- DETTAGLI DEL QUESITO -
Risponda alle seguenti domande sul dialogo riportato sotto:
1. Secondo M., per quale motivo l'interlocutore potrebbe, al massimo, perdere l'aereo?
2. Da quale opera provengono i versi che cominciano con "Fontana che irrora i giardini", secondo M.B.?
3. In quale opera di Voltaire si trova l'osservazione citata da M.B.?

M. No no, tu sei uno che torna! Al massimo perdi l’aereo perché troppo occupato a scrivere o a
fotografare!
Ma non hai risposto: partirò ? Forse non c’è altro da fare che galleggiare… wait and see: se
scrivo qualcosa… se riesco a mandarlo da là … se te lo mando al ritorno…. se parto….se torno…
Mi farò viva per dirti della partenza e intanto placo l’ansia ripassando mentalmente versi
immortali:
Fontana che irrora i giardini,/
pozzo d’acque vive/
e ruscelli sgorganti dal Libano.
Non è un quiz, ma al volo sai dire da dove vengono?

M.B. Certo che lo so: è il Cantico dei Cantici.


Quello di cui Voltaire diceva nel Dizionario Filosofico: dicono che l’amata è la Chiesa e che è
tutta un’allegoria, ma allora che cosa vuol dire “la mia sorellina è ancora piccola e…” … ops,
credo di non potere continuare qui.

Elementi archiviati del dataset:
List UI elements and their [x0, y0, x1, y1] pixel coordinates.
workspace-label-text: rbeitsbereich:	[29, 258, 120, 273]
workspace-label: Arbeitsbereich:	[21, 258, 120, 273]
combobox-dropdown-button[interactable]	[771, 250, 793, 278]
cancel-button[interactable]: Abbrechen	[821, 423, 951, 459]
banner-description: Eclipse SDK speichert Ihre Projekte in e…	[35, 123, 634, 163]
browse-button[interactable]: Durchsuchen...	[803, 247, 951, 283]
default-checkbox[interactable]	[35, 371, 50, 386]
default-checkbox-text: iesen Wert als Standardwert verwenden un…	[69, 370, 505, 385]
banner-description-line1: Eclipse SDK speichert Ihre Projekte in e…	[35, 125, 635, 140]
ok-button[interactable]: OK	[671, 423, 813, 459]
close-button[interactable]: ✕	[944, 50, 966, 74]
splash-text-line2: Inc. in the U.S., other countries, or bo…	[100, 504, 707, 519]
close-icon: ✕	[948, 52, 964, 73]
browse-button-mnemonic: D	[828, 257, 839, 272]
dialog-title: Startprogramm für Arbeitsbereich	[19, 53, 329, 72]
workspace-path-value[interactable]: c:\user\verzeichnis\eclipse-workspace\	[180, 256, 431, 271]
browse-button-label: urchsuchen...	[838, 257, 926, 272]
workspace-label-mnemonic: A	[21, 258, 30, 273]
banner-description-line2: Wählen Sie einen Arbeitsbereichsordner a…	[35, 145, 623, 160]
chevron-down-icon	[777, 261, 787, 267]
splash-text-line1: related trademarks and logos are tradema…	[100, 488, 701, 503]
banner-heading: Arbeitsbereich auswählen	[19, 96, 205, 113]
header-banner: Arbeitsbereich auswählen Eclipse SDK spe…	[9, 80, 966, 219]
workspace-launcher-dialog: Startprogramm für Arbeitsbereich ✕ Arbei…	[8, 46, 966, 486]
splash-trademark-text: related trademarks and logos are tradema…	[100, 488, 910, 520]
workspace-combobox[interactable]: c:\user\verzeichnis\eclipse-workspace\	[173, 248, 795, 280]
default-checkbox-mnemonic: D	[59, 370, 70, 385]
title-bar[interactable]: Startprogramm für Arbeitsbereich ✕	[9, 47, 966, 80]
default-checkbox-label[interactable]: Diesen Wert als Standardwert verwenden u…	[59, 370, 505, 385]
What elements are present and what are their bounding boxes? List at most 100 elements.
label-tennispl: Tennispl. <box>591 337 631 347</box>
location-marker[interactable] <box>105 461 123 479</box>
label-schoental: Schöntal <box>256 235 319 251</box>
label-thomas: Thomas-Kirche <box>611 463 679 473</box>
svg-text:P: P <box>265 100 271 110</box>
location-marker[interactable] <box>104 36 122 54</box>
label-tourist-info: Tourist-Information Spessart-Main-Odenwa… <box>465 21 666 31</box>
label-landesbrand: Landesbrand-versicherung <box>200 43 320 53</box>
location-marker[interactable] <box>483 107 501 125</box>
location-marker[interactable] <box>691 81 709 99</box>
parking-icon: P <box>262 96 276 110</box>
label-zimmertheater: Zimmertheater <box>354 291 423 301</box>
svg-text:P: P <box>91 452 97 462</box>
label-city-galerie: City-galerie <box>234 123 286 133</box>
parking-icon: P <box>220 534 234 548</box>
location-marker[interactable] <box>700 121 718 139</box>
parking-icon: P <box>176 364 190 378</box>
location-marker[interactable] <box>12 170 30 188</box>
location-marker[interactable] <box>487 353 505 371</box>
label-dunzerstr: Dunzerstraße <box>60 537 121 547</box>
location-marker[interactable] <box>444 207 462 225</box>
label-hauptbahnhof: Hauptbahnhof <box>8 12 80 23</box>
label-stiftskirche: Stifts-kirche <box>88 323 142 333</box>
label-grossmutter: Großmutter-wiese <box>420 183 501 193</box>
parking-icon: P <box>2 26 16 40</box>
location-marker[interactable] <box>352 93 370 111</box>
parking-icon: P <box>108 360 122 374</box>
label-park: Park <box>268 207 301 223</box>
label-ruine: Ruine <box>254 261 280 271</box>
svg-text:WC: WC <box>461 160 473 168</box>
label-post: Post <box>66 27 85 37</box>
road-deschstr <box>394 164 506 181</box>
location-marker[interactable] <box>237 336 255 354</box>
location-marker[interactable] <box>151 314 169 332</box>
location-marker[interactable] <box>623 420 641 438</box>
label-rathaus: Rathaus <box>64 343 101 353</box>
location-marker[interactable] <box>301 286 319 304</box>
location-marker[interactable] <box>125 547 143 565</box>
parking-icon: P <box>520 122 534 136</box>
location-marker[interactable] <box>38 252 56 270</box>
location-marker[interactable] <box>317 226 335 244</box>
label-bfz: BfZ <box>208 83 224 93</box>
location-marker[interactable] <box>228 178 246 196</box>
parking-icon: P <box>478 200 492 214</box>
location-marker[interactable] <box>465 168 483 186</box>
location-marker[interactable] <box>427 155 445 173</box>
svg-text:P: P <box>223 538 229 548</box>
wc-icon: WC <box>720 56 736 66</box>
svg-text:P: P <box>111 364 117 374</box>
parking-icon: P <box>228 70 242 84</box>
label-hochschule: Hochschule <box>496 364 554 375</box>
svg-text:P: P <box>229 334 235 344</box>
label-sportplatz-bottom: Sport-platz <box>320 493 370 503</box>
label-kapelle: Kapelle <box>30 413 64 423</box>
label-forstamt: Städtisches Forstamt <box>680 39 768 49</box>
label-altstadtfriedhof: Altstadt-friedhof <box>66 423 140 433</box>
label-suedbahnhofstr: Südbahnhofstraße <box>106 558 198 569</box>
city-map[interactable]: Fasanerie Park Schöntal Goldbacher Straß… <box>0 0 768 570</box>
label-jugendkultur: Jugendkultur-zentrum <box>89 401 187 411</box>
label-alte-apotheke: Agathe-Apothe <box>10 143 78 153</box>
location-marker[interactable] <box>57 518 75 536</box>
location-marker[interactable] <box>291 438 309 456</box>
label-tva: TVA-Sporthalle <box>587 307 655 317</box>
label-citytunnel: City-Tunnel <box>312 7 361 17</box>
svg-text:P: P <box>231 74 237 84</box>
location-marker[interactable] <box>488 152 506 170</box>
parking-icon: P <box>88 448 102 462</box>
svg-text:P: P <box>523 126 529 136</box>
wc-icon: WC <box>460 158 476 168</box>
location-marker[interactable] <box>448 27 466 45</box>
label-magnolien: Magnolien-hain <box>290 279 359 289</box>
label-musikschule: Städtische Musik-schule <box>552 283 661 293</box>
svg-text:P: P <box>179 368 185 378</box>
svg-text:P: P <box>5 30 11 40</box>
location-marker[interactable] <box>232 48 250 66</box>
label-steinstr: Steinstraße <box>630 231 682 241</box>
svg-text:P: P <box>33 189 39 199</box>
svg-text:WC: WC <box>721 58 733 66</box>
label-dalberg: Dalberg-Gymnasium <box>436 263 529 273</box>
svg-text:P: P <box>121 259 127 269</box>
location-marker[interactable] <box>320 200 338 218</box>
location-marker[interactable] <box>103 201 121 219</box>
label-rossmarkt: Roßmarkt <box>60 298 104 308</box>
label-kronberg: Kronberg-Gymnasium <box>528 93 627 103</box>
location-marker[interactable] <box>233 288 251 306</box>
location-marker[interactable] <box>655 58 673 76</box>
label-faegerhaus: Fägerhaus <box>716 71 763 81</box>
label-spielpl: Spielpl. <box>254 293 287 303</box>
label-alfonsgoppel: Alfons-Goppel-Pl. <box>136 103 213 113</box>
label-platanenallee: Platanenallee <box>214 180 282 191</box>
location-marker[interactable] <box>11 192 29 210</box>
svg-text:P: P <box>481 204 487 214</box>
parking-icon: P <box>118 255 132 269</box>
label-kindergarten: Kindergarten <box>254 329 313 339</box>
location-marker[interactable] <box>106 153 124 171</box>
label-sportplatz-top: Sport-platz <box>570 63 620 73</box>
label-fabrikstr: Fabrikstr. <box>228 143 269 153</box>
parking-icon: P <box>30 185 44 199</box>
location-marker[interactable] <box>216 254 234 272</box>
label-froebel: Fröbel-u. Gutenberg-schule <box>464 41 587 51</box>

- RISULTATO -
1. Perché troppo occupato a scrivere o a fotografare.
2. Dal Cantico dei Cantici.
3. Nel Dizionario Filosofico.